— Start of Recorded data —
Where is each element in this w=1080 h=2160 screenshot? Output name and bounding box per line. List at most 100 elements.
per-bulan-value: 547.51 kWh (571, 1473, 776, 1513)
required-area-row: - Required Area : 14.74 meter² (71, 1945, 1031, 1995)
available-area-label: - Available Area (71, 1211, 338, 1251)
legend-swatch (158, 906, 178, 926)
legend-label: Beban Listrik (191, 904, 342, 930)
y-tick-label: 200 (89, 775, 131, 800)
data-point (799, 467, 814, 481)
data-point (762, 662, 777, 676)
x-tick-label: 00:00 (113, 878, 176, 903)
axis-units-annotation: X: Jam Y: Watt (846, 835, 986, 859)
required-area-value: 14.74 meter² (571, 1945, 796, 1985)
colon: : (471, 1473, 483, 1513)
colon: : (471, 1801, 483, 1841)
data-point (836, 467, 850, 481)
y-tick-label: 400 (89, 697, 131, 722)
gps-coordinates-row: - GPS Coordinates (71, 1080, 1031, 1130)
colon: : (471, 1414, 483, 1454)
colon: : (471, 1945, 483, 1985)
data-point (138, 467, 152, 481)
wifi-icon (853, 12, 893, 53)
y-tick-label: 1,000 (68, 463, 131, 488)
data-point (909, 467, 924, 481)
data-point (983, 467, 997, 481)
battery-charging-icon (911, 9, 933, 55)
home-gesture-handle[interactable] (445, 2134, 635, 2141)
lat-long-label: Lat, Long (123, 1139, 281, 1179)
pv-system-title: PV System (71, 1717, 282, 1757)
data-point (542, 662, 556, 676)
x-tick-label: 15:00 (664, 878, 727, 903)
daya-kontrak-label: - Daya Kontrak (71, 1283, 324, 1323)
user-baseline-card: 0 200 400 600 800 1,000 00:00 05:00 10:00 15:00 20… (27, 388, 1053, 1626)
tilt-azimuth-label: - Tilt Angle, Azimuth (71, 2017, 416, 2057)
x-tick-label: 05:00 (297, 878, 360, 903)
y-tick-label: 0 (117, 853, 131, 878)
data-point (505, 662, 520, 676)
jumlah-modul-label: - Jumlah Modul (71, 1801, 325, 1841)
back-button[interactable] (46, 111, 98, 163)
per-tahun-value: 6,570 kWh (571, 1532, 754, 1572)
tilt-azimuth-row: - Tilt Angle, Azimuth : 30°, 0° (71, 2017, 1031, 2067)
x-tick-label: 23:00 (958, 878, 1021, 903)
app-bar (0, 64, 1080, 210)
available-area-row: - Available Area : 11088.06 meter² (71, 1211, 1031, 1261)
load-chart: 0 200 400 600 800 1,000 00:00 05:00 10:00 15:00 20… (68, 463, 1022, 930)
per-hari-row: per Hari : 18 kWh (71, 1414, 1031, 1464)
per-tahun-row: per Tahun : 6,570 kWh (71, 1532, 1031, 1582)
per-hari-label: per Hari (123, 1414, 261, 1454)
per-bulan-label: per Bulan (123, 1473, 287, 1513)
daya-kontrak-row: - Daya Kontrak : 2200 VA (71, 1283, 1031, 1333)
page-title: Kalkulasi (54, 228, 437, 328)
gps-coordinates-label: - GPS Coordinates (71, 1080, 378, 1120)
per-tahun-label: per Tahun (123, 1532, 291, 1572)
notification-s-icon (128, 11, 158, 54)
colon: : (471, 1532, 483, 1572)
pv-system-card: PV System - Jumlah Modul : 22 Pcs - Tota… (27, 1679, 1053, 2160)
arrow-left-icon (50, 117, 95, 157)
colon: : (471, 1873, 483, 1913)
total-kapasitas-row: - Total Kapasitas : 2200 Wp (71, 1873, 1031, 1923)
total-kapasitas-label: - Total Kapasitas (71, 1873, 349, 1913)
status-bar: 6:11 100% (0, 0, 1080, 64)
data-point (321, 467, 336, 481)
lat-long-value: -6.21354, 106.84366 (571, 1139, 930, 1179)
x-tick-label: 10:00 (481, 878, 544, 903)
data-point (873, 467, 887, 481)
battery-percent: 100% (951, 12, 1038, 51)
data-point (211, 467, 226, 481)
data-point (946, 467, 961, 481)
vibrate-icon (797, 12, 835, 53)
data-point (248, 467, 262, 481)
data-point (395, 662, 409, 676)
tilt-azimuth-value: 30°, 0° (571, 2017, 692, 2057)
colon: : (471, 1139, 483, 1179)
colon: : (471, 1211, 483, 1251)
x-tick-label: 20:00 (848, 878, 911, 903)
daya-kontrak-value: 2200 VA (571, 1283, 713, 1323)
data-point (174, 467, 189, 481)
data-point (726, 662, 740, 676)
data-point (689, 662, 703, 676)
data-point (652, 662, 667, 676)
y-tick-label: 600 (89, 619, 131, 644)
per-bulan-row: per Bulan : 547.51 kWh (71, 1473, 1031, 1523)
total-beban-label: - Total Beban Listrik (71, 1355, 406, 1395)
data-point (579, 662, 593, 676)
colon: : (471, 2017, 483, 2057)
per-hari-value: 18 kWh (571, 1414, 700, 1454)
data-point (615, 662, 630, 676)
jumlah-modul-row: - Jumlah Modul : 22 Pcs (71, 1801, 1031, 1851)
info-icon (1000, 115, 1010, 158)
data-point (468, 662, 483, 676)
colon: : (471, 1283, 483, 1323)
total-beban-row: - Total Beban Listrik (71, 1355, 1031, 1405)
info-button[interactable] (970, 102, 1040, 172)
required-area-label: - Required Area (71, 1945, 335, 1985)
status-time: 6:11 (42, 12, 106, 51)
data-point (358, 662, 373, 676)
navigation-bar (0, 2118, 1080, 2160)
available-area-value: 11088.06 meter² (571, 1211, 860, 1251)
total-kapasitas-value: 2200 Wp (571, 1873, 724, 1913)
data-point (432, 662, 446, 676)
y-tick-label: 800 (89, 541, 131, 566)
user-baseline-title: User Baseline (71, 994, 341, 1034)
— End of Recorded data —
### Problem
Can you recast all of the rows above as a numbered list, omitting any blank lines?

### Answer to the problem
1. Where is each element in this w=1080 h=2160 screenshot? Output name and bounding box per line. List at most 100 elements.
2. per-bulan-value: 547.51 kWh (571, 1473, 776, 1513)
3. required-area-row: - Required Area : 14.74 meter² (71, 1945, 1031, 1995)
4. available-area-label: - Available Area (71, 1211, 338, 1251)
5. legend-swatch (158, 906, 178, 926)
6. legend-label: Beban Listrik (191, 904, 342, 930)
7. y-tick-label: 200 (89, 775, 131, 800)
8. data-point (799, 467, 814, 481)
9. data-point (762, 662, 777, 676)
10. x-tick-label: 00:00 (113, 878, 176, 903)
11. axis-units-annotation: X: Jam Y: Watt (846, 835, 986, 859)
12. required-area-value: 14.74 meter² (571, 1945, 796, 1985)
13. colon: : (471, 1473, 483, 1513)
14. colon: : (471, 1801, 483, 1841)
15. data-point (836, 467, 850, 481)
16. y-tick-label: 400 (89, 697, 131, 722)
17. gps-coordinates-row: - GPS Coordinates (71, 1080, 1031, 1130)
18. colon: : (471, 1414, 483, 1454)
19. colon: : (471, 1945, 483, 1985)
20. data-point (138, 467, 152, 481)
21. wifi-icon (853, 12, 893, 53)
22. y-tick-label: 1,000 (68, 463, 131, 488)
23. data-point (909, 467, 924, 481)
24. data-point (983, 467, 997, 481)
25. battery-charging-icon (911, 9, 933, 55)
26. home-gesture-handle[interactable] (445, 2134, 635, 2141)
27. lat-long-label: Lat, Long (123, 1139, 281, 1179)
28. pv-system-title: PV System (71, 1717, 282, 1757)
29. data-point (542, 662, 556, 676)
30. x-tick-label: 15:00 (664, 878, 727, 903)
31. daya-kontrak-label: - Daya Kontrak (71, 1283, 324, 1323)
32. user-baseline-card: 0 200 400 600 800 1,000 00:00 05:00 10:00 15:00 20… (27, 388, 1053, 1626)
33. tilt-azimuth-label: - Tilt Angle, Azimuth (71, 2017, 416, 2057)
34. x-tick-label: 05:00 (297, 878, 360, 903)
35. y-tick-label: 0 (117, 853, 131, 878)
36. data-point (505, 662, 520, 676)
37. jumlah-modul-label: - Jumlah Modul (71, 1801, 325, 1841)
38. back-button[interactable] (46, 111, 98, 163)
39. per-tahun-value: 6,570 kWh (571, 1532, 754, 1572)
40. tilt-azimuth-row: - Tilt Angle, Azimuth : 30°, 0° (71, 2017, 1031, 2067)
41. x-tick-label: 23:00 (958, 878, 1021, 903)
42. app-bar (0, 64, 1080, 210)
43. available-area-row: - Available Area : 11088.06 meter² (71, 1211, 1031, 1261)
44. load-chart: 0 200 400 600 800 1,000 00:00 05:00 10:00 15:00 20… (68, 463, 1022, 930)
45. per-hari-row: per Hari : 18 kWh (71, 1414, 1031, 1464)
46. per-tahun-row: per Tahun : 6,570 kWh (71, 1532, 1031, 1582)
47. per-hari-label: per Hari (123, 1414, 261, 1454)
48. per-bulan-label: per Bulan (123, 1473, 287, 1513)
49. daya-kontrak-row: - Daya Kontrak : 2200 VA (71, 1283, 1031, 1333)
50. page-title: Kalkulasi (54, 228, 437, 328)
51. gps-coordinates-label: - GPS Coordinates (71, 1080, 378, 1120)
52. per-tahun-label: per Tahun (123, 1532, 291, 1572)
53. notification-s-icon (128, 11, 158, 54)
54. colon: : (471, 1532, 483, 1572)
55. pv-system-card: PV System - Jumlah Modul : 22 Pcs - Tota… (27, 1679, 1053, 2160)
56. arrow-left-icon (50, 117, 95, 157)
57. colon: : (471, 1873, 483, 1913)
58. total-kapasitas-row: - Total Kapasitas : 2200 Wp (71, 1873, 1031, 1923)
59. total-kapasitas-label: - Total Kapasitas (71, 1873, 349, 1913)
60. status-bar: 6:11 100% (0, 0, 1080, 64)
61. data-point (321, 467, 336, 481)
62. lat-long-value: -6.21354, 106.84366 (571, 1139, 930, 1179)
63. x-tick-label: 10:00 (481, 878, 544, 903)
64. data-point (873, 467, 887, 481)
65. battery-percent: 100% (951, 12, 1038, 51)
66. data-point (211, 467, 226, 481)
67. data-point (946, 467, 961, 481)
68. vibrate-icon (797, 12, 835, 53)
69. data-point (248, 467, 262, 481)
70. data-point (395, 662, 409, 676)
71. tilt-azimuth-value: 30°, 0° (571, 2017, 692, 2057)
72. colon: : (471, 1139, 483, 1179)
73. colon: : (471, 1211, 483, 1251)
74. x-tick-label: 20:00 (848, 878, 911, 903)
75. daya-kontrak-value: 2200 VA (571, 1283, 713, 1323)
76. data-point (174, 467, 189, 481)
77. data-point (726, 662, 740, 676)
78. data-point (689, 662, 703, 676)
79. data-point (652, 662, 667, 676)
80. y-tick-label: 600 (89, 619, 131, 644)
81. per-bulan-row: per Bulan : 547.51 kWh (71, 1473, 1031, 1523)
82. total-beban-label: - Total Beban Listrik (71, 1355, 406, 1395)
83. data-point (579, 662, 593, 676)
84. colon: : (471, 2017, 483, 2057)
85. per-hari-value: 18 kWh (571, 1414, 700, 1454)
86. data-point (615, 662, 630, 676)
87. jumlah-modul-row: - Jumlah Modul : 22 Pcs (71, 1801, 1031, 1851)
88. info-icon (1000, 115, 1010, 158)
89. data-point (468, 662, 483, 676)
90. colon: : (471, 1283, 483, 1323)
91. total-beban-row: - Total Beban Listrik (71, 1355, 1031, 1405)
92. info-button[interactable] (970, 102, 1040, 172)
93. required-area-label: - Required Area (71, 1945, 335, 1985)
94. status-time: 6:11 (42, 12, 106, 51)
95. data-point (358, 662, 373, 676)
96. navigation-bar (0, 2118, 1080, 2160)
97. available-area-value: 11088.06 meter² (571, 1211, 860, 1251)
98. total-kapasitas-value: 2200 Wp (571, 1873, 724, 1913)
99. data-point (432, 662, 446, 676)
100. y-tick-label: 800 (89, 541, 131, 566)
101. user-baseline-title: User Baseline (71, 994, 341, 1034)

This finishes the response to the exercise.